__Required work__:
Count every line in the data below where "าไตรบ" occurs, then state that number and nothing more.

(Saved data entries)
************
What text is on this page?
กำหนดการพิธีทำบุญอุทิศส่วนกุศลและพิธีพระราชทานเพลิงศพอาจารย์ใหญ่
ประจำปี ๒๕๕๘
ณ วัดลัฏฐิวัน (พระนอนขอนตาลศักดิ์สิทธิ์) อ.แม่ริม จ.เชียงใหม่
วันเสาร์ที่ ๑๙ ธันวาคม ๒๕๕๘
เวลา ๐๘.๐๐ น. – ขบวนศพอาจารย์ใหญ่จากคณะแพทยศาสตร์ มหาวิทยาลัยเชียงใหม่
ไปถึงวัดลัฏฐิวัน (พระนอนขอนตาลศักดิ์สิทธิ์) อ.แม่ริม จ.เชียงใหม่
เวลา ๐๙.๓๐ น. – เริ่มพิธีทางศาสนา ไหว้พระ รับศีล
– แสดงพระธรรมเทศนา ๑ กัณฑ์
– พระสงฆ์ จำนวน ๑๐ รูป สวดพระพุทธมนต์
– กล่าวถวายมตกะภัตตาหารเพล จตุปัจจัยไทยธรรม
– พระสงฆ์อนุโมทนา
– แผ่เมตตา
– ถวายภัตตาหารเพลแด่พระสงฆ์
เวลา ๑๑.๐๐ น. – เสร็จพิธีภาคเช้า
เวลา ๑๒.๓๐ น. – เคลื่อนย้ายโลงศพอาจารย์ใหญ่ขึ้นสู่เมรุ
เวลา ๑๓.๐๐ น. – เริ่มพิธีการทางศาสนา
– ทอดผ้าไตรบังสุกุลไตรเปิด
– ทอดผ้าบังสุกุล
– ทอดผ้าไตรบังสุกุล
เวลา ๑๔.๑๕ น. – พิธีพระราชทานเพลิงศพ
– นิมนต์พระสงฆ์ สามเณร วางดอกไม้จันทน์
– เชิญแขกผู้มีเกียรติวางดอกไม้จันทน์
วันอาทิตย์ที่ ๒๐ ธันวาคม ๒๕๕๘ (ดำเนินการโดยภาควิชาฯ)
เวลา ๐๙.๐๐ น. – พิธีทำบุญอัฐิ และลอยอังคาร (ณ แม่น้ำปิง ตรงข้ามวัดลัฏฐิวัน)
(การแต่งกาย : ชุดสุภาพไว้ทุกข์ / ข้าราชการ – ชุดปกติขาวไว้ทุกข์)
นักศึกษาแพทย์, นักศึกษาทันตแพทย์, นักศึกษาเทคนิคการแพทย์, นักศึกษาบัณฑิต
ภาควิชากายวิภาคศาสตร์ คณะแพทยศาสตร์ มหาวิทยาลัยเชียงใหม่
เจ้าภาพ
************
__Written answer__:
2